PROVIDED INFORMATION:

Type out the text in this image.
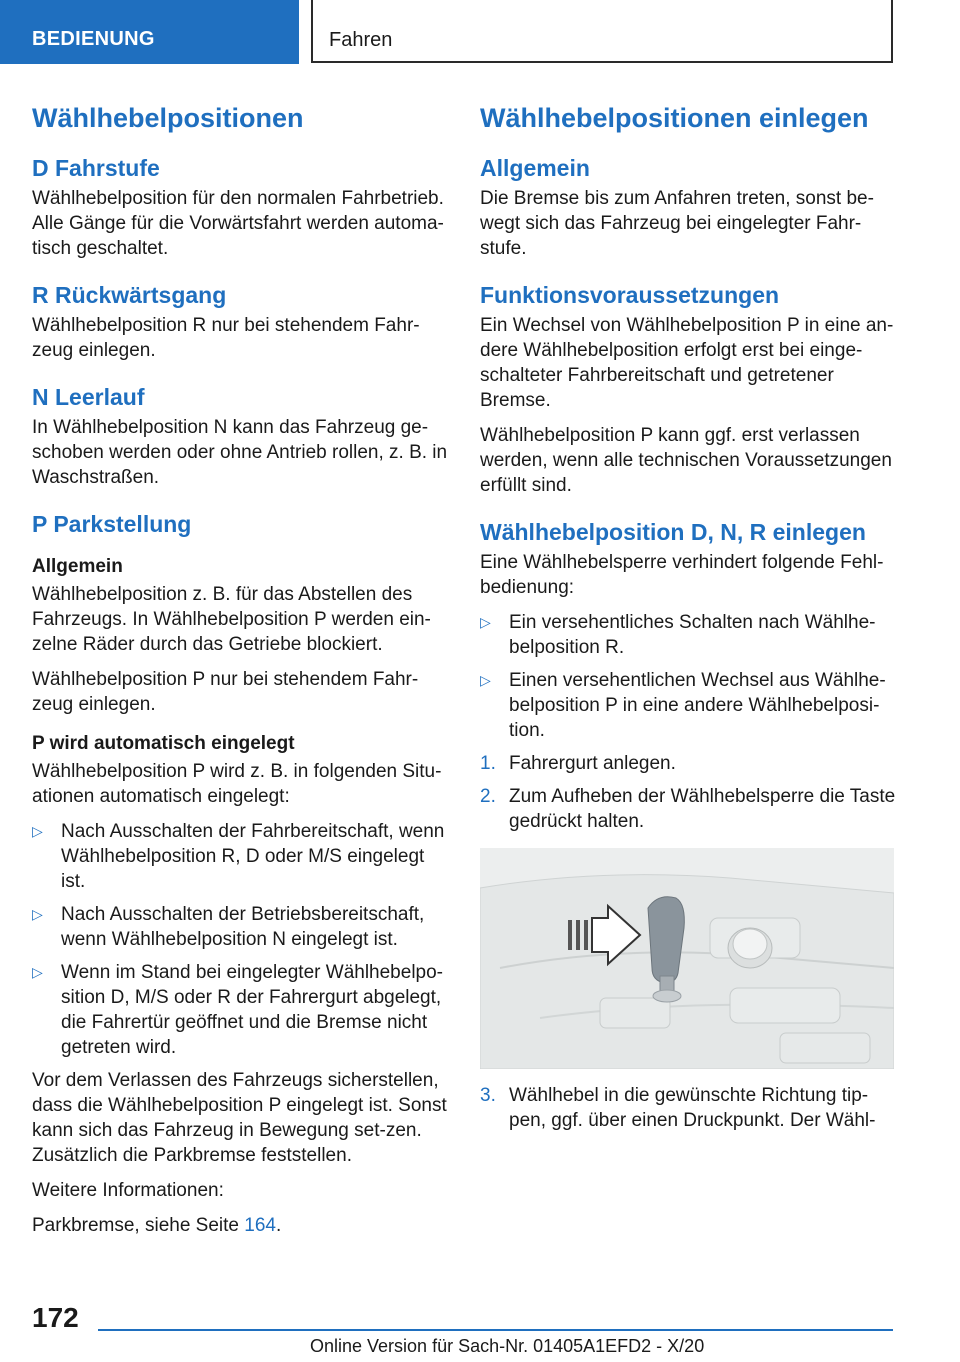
BEDIENUNG	Fahren
Wählhebelpositionen
D Fahrstufe

Wählhebelposition für den normalen Fahrbetrieb. Alle Gänge für die Vorwärtsfahrt werden automa-tisch geschaltet.

R Rückwärtsgang

Wählhebelposition R nur bei stehendem Fahr-zeug einlegen.

N Leerlauf

In Wählhebelposition N kann das Fahrzeug ge-schoben werden oder ohne Antrieb rollen, z. B. in Waschstraßen.

P Parkstellung
Allgemein

Wählhebelposition z. B. für das Abstellen des Fahrzeugs. In Wählhebelposition P werden ein-zelne Räder durch das Getriebe blockiert.

Wählhebelposition P nur bei stehendem Fahr-zeug einlegen.

P wird automatisch eingelegt

Wählhebelposition P wird z. B. in folgenden Situ-ationen automatisch eingelegt:

▷ Nach Ausschalten der Fahrbereitschaft, wenn Wählhebelposition R, D oder M/S eingelegt ist.
▷ Nach Ausschalten der Betriebsbereitschaft, wenn Wählhebelposition N eingelegt ist.
▷ Wenn im Stand bei eingelegter Wählhebelpo-sition D, M/S oder R der Fahrergurt abgelegt, die Fahrertür geöffnet und die Bremse nicht getreten wird.

Vor dem Verlassen des Fahrzeugs sicherstellen, dass die Wählhebelposition P eingelegt ist. Sonst kann sich das Fahrzeug in Bewegung set-zen. Zusätzlich die Parkbremse feststellen.

Weitere Informationen:

Parkbremse, siehe Seite 164.

Wählhebelpositionen einlegen
Allgemein

Die Bremse bis zum Anfahren treten, sonst be-wegt sich das Fahrzeug bei eingelegter Fahr-stufe.

Funktionsvoraussetzungen

Ein Wechsel von Wählhebelposition P in eine an-dere Wählhebelposition erfolgt erst bei einge-schalteter Fahrbereitschaft und getretener Bremse.

Wählhebelposition P kann ggf. erst verlassen werden, wenn alle technischen Voraussetzungen erfüllt sind.

Wählhebelposition D, N, R einlegen

Eine Wählhebelsperre verhindert folgende Fehl-bedienung:

▷ Ein versehentliches Schalten nach Wählhe-belposition R.
▷ Einen versehentlichen Wechsel aus Wählhe-belposition P in eine andere Wählhebelposi-tion.
1. Fahrergurt anlegen.
2. Zum Aufheben der Wählhebelsperre die Taste gedrückt halten.
3. Wählhebel in die gewünschte Richtung tip-pen, ggf. über einen Druckpunkt. Der Wähl-
172
Online Version für Sach-Nr. 01405A1EFD2 - X/20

TO DO: Find all lines where the word "Wechsel" appears. Copy them.

EXERCISE RESULT:
Ein Wechsel von Wählhebelposition P in eine an-dere Wählhebelposition erfolgt erst bei einge-schalteter Fahrbereitschaft und getretener Bremse.
▷ Einen versehentlichen Wechsel aus Wählhe-belposition P in eine andere Wählhebelposi-tion.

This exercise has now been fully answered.